(Dataset items)
##########
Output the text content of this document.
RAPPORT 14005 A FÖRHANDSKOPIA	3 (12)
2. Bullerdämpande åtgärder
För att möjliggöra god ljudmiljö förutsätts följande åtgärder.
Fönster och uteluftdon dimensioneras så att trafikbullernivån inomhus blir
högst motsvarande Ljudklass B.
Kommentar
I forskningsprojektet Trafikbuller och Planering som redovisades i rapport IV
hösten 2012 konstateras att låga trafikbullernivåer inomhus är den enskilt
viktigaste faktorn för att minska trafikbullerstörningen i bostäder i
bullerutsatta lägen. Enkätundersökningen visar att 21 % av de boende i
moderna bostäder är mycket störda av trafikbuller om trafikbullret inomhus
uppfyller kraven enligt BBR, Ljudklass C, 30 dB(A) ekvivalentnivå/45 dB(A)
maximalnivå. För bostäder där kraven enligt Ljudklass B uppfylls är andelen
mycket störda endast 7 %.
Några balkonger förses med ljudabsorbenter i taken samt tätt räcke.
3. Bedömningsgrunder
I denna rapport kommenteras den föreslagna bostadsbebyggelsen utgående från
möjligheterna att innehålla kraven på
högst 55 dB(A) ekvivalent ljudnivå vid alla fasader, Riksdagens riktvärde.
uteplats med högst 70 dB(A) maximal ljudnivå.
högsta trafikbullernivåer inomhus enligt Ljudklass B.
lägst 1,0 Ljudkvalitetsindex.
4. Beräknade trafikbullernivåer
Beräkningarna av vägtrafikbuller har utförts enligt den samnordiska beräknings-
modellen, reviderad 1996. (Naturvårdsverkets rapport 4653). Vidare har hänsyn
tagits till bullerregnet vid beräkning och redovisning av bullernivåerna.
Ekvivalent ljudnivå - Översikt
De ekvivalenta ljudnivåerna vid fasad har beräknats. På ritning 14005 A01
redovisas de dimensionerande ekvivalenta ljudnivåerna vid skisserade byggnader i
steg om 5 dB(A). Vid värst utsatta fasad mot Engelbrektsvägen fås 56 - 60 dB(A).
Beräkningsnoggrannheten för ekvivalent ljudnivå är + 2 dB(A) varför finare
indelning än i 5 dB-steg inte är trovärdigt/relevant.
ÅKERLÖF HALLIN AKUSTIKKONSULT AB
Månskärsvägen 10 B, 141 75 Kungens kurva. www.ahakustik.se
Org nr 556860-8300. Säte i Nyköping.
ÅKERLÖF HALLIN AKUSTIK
##########
What to work on
Retype the listing above in full, with no alterations.

Written reply
Output the text content of this document.
RAPPORT 14005 A FÖRHANDSKOPIA	3 (12)
2. Bullerdämpande åtgärder
För att möjliggöra god ljudmiljö förutsätts följande åtgärder.
Fönster och uteluftdon dimensioneras så att trafikbullernivån inomhus blir
högst motsvarande Ljudklass B.
Kommentar
I forskningsprojektet Trafikbuller och Planering som redovisades i rapport IV
hösten 2012 konstateras att låga trafikbullernivåer inomhus är den enskilt
viktigaste faktorn för att minska trafikbullerstörningen i bostäder i
bullerutsatta lägen. Enkätundersökningen visar att 21 % av de boende i
moderna bostäder är mycket störda av trafikbuller om trafikbullret inomhus
uppfyller kraven enligt BBR, Ljudklass C, 30 dB(A) ekvivalentnivå/45 dB(A)
maximalnivå. För bostäder där kraven enligt Ljudklass B uppfylls är andelen
mycket störda endast 7 %.
Några balkonger förses med ljudabsorbenter i taken samt tätt räcke.
3. Bedömningsgrunder
I denna rapport kommenteras den föreslagna bostadsbebyggelsen utgående från
möjligheterna att innehålla kraven på
högst 55 dB(A) ekvivalent ljudnivå vid alla fasader, Riksdagens riktvärde.
uteplats med högst 70 dB(A) maximal ljudnivå.
högsta trafikbullernivåer inomhus enligt Ljudklass B.
lägst 1,0 Ljudkvalitetsindex.
4. Beräknade trafikbullernivåer
Beräkningarna av vägtrafikbuller har utförts enligt den samnordiska beräknings-
modellen, reviderad 1996. (Naturvårdsverkets rapport 4653). Vidare har hänsyn
tagits till bullerregnet vid beräkning och redovisning av bullernivåerna.
Ekvivalent ljudnivå - Översikt
De ekvivalenta ljudnivåerna vid fasad har beräknats. På ritning 14005 A01
redovisas de dimensionerande ekvivalenta ljudnivåerna vid skisserade byggnader i
steg om 5 dB(A). Vid värst utsatta fasad mot Engelbrektsvägen fås 56 - 60 dB(A).
Beräkningsnoggrannheten för ekvivalent ljudnivå är + 2 dB(A) varför finare
indelning än i 5 dB-steg inte är trovärdigt/relevant.
ÅKERLÖF HALLIN AKUSTIKKONSULT AB
Månskärsvägen 10 B, 141 75 Kungens kurva. www.ahakustik.se
Org nr 556860-8300. Säte i Nyköping.
ÅKERLÖF HALLIN AKUSTIK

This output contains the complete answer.